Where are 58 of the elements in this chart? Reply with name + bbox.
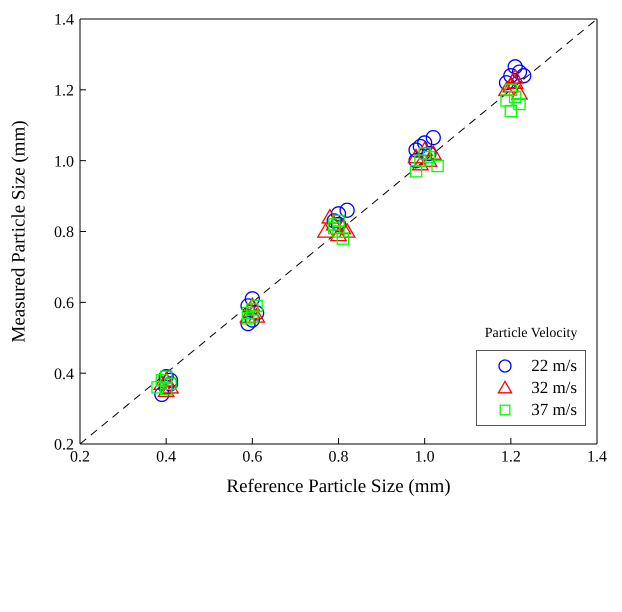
legend-label: 32 m/s	[531, 377, 577, 399]
point	[431, 160, 444, 172]
x-tick-label: 1.0	[414, 448, 435, 466]
point	[424, 145, 442, 160]
y-tick-label: 0.6	[54, 295, 74, 312]
point	[410, 165, 422, 178]
point	[338, 223, 356, 238]
y-tick-label: 0.8	[54, 224, 74, 242]
point	[248, 305, 264, 321]
x-tick-label: 0.2	[70, 448, 90, 466]
point	[240, 316, 256, 332]
point	[154, 375, 170, 390]
x-tick-label: 0.4	[156, 448, 176, 466]
point	[513, 98, 526, 110]
point	[506, 74, 524, 89]
point	[330, 206, 346, 222]
point	[244, 291, 260, 306]
legend-label: 37 m/s	[531, 399, 577, 421]
point	[512, 64, 528, 80]
point	[334, 220, 352, 234]
point	[408, 153, 424, 168]
point	[503, 68, 518, 84]
x-tick-label: 0.8	[328, 448, 348, 466]
point	[502, 78, 520, 93]
y-tick-label: 1.0	[54, 153, 74, 170]
x-tick-label: 1.2	[500, 448, 521, 466]
point	[500, 94, 513, 107]
x-tick-label: 1.4	[587, 448, 607, 466]
point	[506, 69, 524, 84]
point	[420, 152, 438, 167]
point	[412, 156, 429, 170]
x-tick-label: 0.6	[242, 448, 262, 466]
point	[507, 59, 523, 74]
y-tick-label: 1.2	[54, 82, 74, 100]
point	[408, 142, 424, 158]
point	[416, 142, 434, 156]
point	[516, 68, 532, 84]
point	[339, 202, 355, 218]
legend-title: Particle Velocity	[484, 326, 578, 342]
point	[412, 138, 428, 154]
y-tick-label: 1.4	[54, 12, 74, 29]
point	[511, 85, 528, 100]
legend-label: 22 m/s	[531, 355, 577, 377]
point	[504, 104, 518, 118]
point	[322, 208, 338, 224]
point	[154, 386, 170, 402]
point	[317, 223, 334, 238]
point	[498, 75, 514, 90]
y-axis-title: Measured Particle Size (mm)	[8, 120, 30, 343]
point	[330, 226, 347, 242]
y-tick-label: 0.4	[54, 366, 74, 383]
point	[408, 148, 424, 164]
point	[421, 146, 437, 162]
x-axis-title: Reference Particle Size (mm)	[226, 476, 451, 497]
point	[244, 312, 260, 328]
point	[498, 81, 515, 96]
point	[426, 130, 441, 146]
point	[417, 135, 432, 151]
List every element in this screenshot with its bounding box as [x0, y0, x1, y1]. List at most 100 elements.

= = =

Rewrite the part of the items above that opens with the line containing "377, 577, 399]" and closes with the line containing "156, 429, 170]" as a numbered list, leaving out any blank lines.

TASK RESPONSE:
1. legend-label: 32 m/s	[531, 377, 577, 399]
2. point	[431, 160, 444, 172]
3. x-tick-label: 1.0	[414, 448, 435, 466]
4. point	[424, 145, 442, 160]
5. y-tick-label: 0.6	[54, 295, 74, 312]
6. point	[410, 165, 422, 178]
7. point	[338, 223, 356, 238]
8. y-tick-label: 0.8	[54, 224, 74, 242]
9. point	[248, 305, 264, 321]
10. x-tick-label: 0.2	[70, 448, 90, 466]
11. point	[240, 316, 256, 332]
12. point	[154, 375, 170, 390]
13. x-tick-label: 0.4	[156, 448, 176, 466]
14. point	[513, 98, 526, 110]
15. point	[506, 74, 524, 89]
16. point	[330, 206, 346, 222]
17. point	[244, 291, 260, 306]
18. legend-label: 37 m/s	[531, 399, 577, 421]
19. point	[512, 64, 528, 80]
20. point	[334, 220, 352, 234]
21. point	[408, 153, 424, 168]
22. point	[503, 68, 518, 84]
23. x-tick-label: 0.8	[328, 448, 348, 466]
24. point	[502, 78, 520, 93]
25. y-tick-label: 1.0	[54, 153, 74, 170]
26. x-tick-label: 1.2	[500, 448, 521, 466]
27. point	[500, 94, 513, 107]
28. x-tick-label: 1.4	[587, 448, 607, 466]
29. point	[506, 69, 524, 84]
30. point	[420, 152, 438, 167]
31. point	[412, 156, 429, 170]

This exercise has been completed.